* _What you will do_
Each entry below is to be written out exactly, and the pictures are to be left out.

* _Records for processing_

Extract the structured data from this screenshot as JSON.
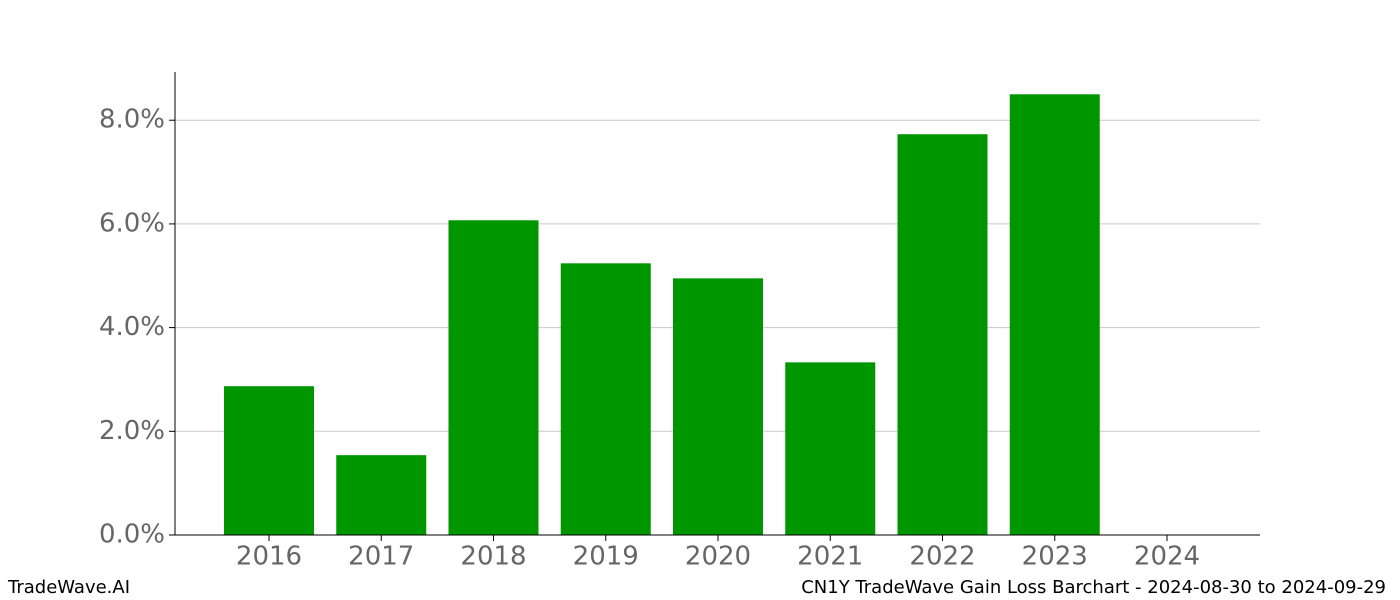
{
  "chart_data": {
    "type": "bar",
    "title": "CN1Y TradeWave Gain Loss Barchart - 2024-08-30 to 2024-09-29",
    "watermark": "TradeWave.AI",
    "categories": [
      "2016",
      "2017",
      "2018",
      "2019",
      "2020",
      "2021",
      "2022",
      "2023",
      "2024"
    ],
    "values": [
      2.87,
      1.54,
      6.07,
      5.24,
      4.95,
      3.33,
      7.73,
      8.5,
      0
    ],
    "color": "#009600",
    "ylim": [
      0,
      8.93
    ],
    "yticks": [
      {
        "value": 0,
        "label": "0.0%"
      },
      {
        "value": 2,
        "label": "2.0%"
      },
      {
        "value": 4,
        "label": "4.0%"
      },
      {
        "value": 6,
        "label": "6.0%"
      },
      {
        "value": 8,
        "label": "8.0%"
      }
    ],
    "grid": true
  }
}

* _Finished exercise_
Extract the structured data from this screenshot as JSON.
{
  "chart_data": {
    "type": "bar",
    "title": "CN1Y TradeWave Gain Loss Barchart - 2024-08-30 to 2024-09-29",
    "watermark": "TradeWave.AI",
    "categories": [
      "2016",
      "2017",
      "2018",
      "2019",
      "2020",
      "2021",
      "2022",
      "2023",
      "2024"
    ],
    "values": [
      2.87,
      1.54,
      6.07,
      5.24,
      4.95,
      3.33,
      7.73,
      8.5,
      0
    ],
    "color": "#009600",
    "ylim": [
      0,
      8.93
    ],
    "yticks": [
      {
        "value": 0,
        "label": "0.0%"
      },
      {
        "value": 2,
        "label": "2.0%"
      },
      {
        "value": 4,
        "label": "4.0%"
      },
      {
        "value": 6,
        "label": "6.0%"
      },
      {
        "value": 8,
        "label": "8.0%"
      }
    ],
    "grid": true
  }
}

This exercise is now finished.